GOAL ▸
Please quote the material exactly, every line of it.

+---+

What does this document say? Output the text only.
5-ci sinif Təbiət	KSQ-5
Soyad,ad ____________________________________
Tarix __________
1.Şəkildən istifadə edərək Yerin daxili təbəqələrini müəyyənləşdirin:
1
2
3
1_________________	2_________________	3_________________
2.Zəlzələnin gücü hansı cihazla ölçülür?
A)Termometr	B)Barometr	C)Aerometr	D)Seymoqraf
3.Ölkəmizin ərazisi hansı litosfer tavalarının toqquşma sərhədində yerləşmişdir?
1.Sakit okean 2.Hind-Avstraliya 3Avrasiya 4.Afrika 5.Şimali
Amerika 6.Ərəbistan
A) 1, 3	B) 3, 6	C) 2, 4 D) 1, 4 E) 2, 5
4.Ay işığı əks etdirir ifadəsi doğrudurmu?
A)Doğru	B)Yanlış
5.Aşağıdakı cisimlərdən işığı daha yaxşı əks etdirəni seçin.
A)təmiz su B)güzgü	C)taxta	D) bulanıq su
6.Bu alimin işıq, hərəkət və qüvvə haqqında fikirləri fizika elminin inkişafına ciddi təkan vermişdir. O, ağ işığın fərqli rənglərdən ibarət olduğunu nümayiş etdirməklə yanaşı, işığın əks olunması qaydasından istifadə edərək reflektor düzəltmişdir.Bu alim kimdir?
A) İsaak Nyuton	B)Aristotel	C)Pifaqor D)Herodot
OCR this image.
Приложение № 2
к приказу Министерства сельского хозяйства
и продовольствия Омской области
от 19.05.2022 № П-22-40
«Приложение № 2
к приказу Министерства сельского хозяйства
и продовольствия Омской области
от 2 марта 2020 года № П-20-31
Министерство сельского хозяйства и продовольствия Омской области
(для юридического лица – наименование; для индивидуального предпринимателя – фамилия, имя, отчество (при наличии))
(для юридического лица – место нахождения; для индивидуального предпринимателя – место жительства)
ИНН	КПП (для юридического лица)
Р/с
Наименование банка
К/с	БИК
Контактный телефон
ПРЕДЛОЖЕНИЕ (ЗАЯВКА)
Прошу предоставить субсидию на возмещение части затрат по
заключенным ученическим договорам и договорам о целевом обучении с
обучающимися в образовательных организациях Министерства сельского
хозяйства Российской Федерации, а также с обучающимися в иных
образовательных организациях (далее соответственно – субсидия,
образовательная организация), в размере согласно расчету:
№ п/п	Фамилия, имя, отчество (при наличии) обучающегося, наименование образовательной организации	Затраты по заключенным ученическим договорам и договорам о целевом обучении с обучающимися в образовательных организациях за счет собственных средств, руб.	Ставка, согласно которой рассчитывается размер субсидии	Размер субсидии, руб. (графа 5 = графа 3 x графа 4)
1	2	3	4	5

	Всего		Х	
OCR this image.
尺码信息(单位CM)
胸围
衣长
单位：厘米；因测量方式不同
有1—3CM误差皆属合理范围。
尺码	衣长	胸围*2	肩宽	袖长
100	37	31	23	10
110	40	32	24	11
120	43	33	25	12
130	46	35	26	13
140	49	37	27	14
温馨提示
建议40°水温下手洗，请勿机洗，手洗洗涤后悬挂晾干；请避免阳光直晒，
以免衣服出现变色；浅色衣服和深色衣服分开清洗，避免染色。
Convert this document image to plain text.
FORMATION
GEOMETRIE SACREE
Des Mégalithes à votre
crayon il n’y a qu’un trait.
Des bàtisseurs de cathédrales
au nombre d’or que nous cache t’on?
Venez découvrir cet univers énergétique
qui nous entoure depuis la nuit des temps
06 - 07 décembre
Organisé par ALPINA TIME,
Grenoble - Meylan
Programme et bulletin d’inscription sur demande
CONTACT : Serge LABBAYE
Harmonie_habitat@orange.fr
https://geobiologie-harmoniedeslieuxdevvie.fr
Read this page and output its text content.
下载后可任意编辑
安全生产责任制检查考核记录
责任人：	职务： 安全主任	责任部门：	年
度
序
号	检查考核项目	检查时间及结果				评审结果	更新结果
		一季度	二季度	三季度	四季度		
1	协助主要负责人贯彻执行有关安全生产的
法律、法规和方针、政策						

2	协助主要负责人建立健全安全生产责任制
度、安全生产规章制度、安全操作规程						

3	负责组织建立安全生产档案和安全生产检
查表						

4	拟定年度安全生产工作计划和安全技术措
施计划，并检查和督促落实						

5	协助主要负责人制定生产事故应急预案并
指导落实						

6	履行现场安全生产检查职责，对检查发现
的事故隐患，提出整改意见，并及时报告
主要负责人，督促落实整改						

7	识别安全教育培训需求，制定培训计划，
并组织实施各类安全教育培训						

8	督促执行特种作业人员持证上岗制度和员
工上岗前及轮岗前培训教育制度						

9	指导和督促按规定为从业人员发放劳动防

+---+

ANSWER FOR THE TASK ▸
What does this document say? Output the text only.
5-ci sinif Təbiət	KSQ-5
Soyad,ad ____________________________________
Tarix __________
1.Şəkildən istifadə edərək Yerin daxili təbəqələrini müəyyənləşdirin:
1
2
3
1_________________	2_________________	3_________________
2.Zəlzələnin gücü hansı cihazla ölçülür?
A)Termometr	B)Barometr	C)Aerometr	D)Seymoqraf
3.Ölkəmizin ərazisi hansı litosfer tavalarının toqquşma sərhədində yerləşmişdir?
1.Sakit okean 2.Hind-Avstraliya 3Avrasiya 4.Afrika 5.Şimali
Amerika 6.Ərəbistan
A) 1, 3	B) 3, 6	C) 2, 4 D) 1, 4 E) 2, 5
4.Ay işığı əks etdirir ifadəsi doğrudurmu?
A)Doğru	B)Yanlış
5.Aşağıdakı cisimlərdən işığı daha yaxşı əks etdirəni seçin.
A)təmiz su B)güzgü	C)taxta	D) bulanıq su
6.Bu alimin işıq, hərəkət və qüvvə haqqında fikirləri fizika elminin inkişafına ciddi təkan vermişdir. O, ağ işığın fərqli rənglərdən ibarət olduğunu nümayiş etdirməklə yanaşı, işığın əks olunması qaydasından istifadə edərək reflektor düzəltmişdir.Bu alim kimdir?
A) İsaak Nyuton	B)Aristotel	C)Pifaqor D)Herodot
OCR this image.
Приложение № 2
к приказу Министерства сельского хозяйства
и продовольствия Омской области
от 19.05.2022 № П-22-40
«Приложение № 2
к приказу Министерства сельского хозяйства
и продовольствия Омской области
от 2 марта 2020 года № П-20-31
Министерство сельского хозяйства и продовольствия Омской области
(для юридического лица – наименование; для индивидуального предпринимателя – фамилия, имя, отчество (при наличии))
(для юридического лица – место нахождения; для индивидуального предпринимателя – место жительства)
ИНН	КПП (для юридического лица)
Р/с
Наименование банка
К/с	БИК
Контактный телефон
ПРЕДЛОЖЕНИЕ (ЗАЯВКА)
Прошу предоставить субсидию на возмещение части затрат по
заключенным ученическим договорам и договорам о целевом обучении с
обучающимися в образовательных организациях Министерства сельского
хозяйства Российской Федерации, а также с обучающимися в иных
образовательных организациях (далее соответственно – субсидия,
образовательная организация), в размере согласно расчету:
№ п/п	Фамилия, имя, отчество (при наличии) обучающегося, наименование образовательной организации	Затраты по заключенным ученическим договорам и договорам о целевом обучении с обучающимися в образовательных организациях за счет собственных средств, руб.	Ставка, согласно которой рассчитывается размер субсидии	Размер субсидии, руб. (графа 5 = графа 3 x графа 4)
1	2	3	4	5

	Всего		Х	
OCR this image.
尺码信息(单位CM)
胸围
衣长
单位：厘米；因测量方式不同
有1—3CM误差皆属合理范围。
尺码	衣长	胸围*2	肩宽	袖长
100	37	31	23	10
110	40	32	24	11
120	43	33	25	12
130	46	35	26	13
140	49	37	27	14
温馨提示
建议40°水温下手洗，请勿机洗，手洗洗涤后悬挂晾干；请避免阳光直晒，
以免衣服出现变色；浅色衣服和深色衣服分开清洗，避免染色。
Convert this document image to plain text.
FORMATION
GEOMETRIE SACREE
Des Mégalithes à votre
crayon il n’y a qu’un trait.
Des bàtisseurs de cathédrales
au nombre d’or que nous cache t’on?
Venez découvrir cet univers énergétique
qui nous entoure depuis la nuit des temps
06 - 07 décembre
Organisé par ALPINA TIME,
Grenoble - Meylan
Programme et bulletin d’inscription sur demande
CONTACT : Serge LABBAYE
Harmonie_habitat@orange.fr
https://geobiologie-harmoniedeslieuxdevvie.fr
Read this page and output its text content.
下载后可任意编辑
安全生产责任制检查考核记录
责任人：	职务： 安全主任	责任部门：	年
度
序
号	检查考核项目	检查时间及结果				评审结果	更新结果
		一季度	二季度	三季度	四季度		
1	协助主要负责人贯彻执行有关安全生产的
法律、法规和方针、政策						

2	协助主要负责人建立健全安全生产责任制
度、安全生产规章制度、安全操作规程						

3	负责组织建立安全生产档案和安全生产检
查表						

4	拟定年度安全生产工作计划和安全技术措
施计划，并检查和督促落实						

5	协助主要负责人制定生产事故应急预案并
指导落实						

6	履行现场安全生产检查职责，对检查发现
的事故隐患，提出整改意见，并及时报告
主要负责人，督促落实整改						

7	识别安全教育培训需求，制定培训计划，
并组织实施各类安全教育培训						

8	督促执行特种作业人员持证上岗制度和员
工上岗前及轮岗前培训教育制度						

9	指导和督促按规定为从业人员发放劳动防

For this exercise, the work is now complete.